Requirement: Go through the entries and say how many lines contain the string "screenshot". The number is the whole answer.

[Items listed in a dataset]
====================

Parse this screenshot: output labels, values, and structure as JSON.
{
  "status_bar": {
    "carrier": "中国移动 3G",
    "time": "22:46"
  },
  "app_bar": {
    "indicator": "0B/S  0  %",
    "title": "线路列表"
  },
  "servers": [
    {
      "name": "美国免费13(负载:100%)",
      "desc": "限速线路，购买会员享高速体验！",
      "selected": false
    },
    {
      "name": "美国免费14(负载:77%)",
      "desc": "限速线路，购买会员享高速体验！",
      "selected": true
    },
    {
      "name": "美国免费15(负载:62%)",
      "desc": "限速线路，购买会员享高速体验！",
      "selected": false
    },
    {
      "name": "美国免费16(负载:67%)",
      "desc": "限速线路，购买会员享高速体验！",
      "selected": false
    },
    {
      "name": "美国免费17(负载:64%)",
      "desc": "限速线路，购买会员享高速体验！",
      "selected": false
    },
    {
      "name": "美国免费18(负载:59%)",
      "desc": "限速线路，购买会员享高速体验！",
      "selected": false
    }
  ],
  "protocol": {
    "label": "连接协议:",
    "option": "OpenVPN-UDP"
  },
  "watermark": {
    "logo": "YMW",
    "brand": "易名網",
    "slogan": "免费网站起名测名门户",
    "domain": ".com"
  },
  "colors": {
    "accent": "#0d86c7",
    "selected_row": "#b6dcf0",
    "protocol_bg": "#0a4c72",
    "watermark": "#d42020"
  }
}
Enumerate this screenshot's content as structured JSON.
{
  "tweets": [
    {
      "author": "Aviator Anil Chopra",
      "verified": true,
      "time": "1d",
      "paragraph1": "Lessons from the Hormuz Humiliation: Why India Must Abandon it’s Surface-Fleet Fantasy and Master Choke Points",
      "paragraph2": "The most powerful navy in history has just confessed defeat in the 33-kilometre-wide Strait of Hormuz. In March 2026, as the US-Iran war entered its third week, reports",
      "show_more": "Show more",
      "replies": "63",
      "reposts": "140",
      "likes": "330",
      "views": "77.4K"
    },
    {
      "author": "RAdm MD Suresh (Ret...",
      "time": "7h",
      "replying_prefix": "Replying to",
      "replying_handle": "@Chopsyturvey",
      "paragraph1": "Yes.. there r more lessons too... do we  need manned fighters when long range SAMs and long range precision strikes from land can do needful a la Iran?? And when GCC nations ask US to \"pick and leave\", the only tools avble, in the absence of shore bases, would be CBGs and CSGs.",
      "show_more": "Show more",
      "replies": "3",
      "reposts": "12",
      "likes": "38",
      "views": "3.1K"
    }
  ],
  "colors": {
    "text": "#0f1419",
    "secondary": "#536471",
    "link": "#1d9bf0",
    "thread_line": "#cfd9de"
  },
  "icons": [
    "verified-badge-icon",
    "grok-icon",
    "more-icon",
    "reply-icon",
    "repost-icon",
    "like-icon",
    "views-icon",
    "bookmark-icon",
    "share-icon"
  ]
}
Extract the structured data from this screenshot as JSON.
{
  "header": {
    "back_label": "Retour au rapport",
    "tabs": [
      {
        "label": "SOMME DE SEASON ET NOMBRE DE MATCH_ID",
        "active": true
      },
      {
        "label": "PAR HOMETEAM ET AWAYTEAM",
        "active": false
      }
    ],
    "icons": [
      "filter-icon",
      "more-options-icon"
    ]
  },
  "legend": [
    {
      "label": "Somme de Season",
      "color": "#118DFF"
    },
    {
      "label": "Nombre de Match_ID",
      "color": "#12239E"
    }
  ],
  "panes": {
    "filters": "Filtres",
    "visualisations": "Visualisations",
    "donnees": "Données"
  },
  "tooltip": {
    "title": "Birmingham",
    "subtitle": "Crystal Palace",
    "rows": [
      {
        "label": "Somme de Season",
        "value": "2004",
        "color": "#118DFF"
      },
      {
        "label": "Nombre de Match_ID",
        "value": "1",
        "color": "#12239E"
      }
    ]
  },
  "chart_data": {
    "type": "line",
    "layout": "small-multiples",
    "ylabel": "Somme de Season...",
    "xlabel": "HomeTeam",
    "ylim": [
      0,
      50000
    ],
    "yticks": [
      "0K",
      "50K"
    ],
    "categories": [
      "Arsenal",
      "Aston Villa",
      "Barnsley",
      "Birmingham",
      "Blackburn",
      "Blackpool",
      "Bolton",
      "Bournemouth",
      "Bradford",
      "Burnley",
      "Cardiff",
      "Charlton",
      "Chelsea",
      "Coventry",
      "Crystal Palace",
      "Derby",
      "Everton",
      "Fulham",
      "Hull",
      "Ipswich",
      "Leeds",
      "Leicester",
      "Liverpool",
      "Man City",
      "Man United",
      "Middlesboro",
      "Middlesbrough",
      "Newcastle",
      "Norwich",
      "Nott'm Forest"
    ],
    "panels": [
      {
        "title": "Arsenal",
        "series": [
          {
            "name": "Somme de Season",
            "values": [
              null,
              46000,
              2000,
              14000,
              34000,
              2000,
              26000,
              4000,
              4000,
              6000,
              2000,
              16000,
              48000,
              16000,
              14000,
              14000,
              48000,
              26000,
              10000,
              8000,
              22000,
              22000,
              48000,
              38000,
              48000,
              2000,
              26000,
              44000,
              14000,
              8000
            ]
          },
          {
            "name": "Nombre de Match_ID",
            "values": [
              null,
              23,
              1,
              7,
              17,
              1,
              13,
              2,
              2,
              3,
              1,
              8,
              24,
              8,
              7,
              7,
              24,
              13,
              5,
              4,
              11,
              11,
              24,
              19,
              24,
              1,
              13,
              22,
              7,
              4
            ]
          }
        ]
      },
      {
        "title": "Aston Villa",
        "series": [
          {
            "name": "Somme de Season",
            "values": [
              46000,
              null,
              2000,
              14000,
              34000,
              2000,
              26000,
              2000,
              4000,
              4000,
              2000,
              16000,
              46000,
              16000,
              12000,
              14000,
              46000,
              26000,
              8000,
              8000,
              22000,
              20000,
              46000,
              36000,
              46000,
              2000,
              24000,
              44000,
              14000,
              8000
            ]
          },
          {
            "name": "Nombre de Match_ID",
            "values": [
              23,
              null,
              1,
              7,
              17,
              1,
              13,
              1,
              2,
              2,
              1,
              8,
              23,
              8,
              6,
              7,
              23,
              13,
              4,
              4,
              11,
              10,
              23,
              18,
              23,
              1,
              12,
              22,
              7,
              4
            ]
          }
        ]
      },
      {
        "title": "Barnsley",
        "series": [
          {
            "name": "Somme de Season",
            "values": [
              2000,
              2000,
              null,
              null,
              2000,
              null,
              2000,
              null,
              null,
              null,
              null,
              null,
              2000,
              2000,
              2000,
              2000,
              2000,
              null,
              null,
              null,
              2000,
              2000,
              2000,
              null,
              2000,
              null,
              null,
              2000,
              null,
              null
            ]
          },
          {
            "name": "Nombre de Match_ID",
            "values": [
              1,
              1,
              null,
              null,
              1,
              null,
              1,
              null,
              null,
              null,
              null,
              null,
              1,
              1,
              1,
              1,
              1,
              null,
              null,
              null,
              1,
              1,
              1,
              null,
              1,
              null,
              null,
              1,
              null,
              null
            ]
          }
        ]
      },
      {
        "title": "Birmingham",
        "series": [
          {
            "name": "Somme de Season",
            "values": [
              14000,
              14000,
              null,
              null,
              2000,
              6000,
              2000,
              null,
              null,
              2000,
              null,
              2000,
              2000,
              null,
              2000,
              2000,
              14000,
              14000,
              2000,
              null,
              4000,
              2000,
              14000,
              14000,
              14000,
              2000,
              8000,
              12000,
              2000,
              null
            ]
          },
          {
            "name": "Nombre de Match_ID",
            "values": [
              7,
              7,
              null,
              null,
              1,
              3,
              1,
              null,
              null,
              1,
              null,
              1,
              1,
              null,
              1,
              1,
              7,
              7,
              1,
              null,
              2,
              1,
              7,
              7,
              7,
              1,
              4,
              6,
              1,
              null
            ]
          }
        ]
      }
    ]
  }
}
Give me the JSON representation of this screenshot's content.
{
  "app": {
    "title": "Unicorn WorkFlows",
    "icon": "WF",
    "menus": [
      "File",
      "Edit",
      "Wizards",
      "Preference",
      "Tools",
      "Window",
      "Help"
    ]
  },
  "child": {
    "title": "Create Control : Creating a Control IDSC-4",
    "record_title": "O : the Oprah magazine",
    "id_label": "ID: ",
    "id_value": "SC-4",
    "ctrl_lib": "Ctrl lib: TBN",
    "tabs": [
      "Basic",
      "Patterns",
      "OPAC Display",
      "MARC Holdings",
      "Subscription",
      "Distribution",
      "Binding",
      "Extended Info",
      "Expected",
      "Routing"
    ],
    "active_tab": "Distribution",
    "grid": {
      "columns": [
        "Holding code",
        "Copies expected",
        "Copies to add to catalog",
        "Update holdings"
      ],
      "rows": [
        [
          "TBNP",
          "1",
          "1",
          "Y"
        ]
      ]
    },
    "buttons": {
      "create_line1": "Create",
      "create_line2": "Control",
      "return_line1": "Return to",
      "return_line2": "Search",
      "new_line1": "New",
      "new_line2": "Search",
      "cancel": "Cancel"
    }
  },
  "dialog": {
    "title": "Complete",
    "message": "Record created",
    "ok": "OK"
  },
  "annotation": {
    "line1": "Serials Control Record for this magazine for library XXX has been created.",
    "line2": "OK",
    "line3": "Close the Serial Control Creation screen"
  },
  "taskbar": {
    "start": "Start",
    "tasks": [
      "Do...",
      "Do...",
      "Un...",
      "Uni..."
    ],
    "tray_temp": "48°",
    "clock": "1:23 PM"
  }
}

====================

Reply to the task: 4